● CHALLENGE
Filter out everything except lines holding "Loss".

======== EXERCISE MATERIAL ========

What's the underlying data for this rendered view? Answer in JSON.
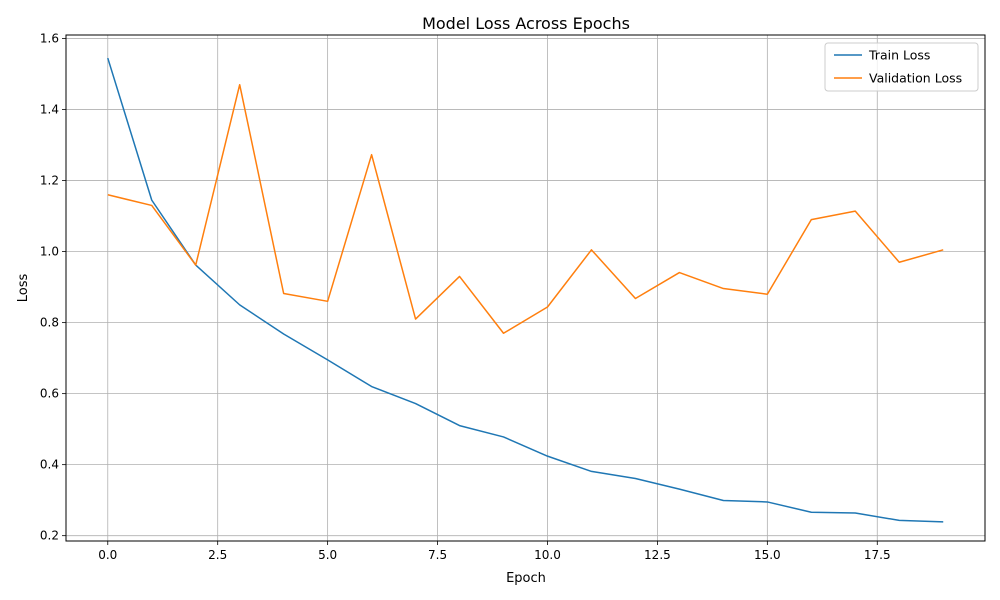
{
  "chart_data": {
    "type": "line",
    "title": "Model Loss Across Epochs",
    "xlabel": "Epoch",
    "ylabel": "Loss",
    "xlim": [
      -0.95,
      19.95
    ],
    "ylim": [
      0.185,
      1.61
    ],
    "x_ticks": [
      0,
      2.5,
      5,
      7.5,
      10,
      12.5,
      15,
      17.5
    ],
    "x_tick_labels": [
      "0.0",
      "2.5",
      "5.0",
      "7.5",
      "10.0",
      "12.5",
      "15.0",
      "17.5"
    ],
    "y_ticks": [
      0.2,
      0.4,
      0.6,
      0.8,
      1.0,
      1.2,
      1.4,
      1.6
    ],
    "y_tick_labels": [
      "0.2",
      "0.4",
      "0.6",
      "0.8",
      "1.0",
      "1.2",
      "1.4",
      "1.6"
    ],
    "grid": true,
    "legend_position": "top-right",
    "x": [
      0,
      1,
      2,
      3,
      4,
      5,
      6,
      7,
      8,
      9,
      10,
      11,
      12,
      13,
      14,
      15,
      16,
      17,
      18,
      19
    ],
    "series": [
      {
        "name": "Train Loss",
        "color": "#1f77b4",
        "values": [
          1.545,
          1.145,
          0.962,
          0.85,
          0.768,
          0.695,
          0.62,
          0.572,
          0.51,
          0.478,
          0.424,
          0.381,
          0.361,
          0.331,
          0.299,
          0.295,
          0.266,
          0.264,
          0.243,
          0.239
        ]
      },
      {
        "name": "Validation Loss",
        "color": "#ff7f0e",
        "values": [
          1.16,
          1.13,
          0.962,
          1.47,
          0.882,
          0.86,
          1.273,
          0.81,
          0.93,
          0.77,
          0.844,
          1.005,
          0.868,
          0.941,
          0.896,
          0.88,
          1.09,
          1.114,
          0.97,
          1.005
        ]
      }
    ]
  }
}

========

● EXERCISE RESULT
    "title": "Model Loss Across Epochs",
    "ylabel": "Loss",
        "name": "Train Loss",
        "name": "Validation Loss",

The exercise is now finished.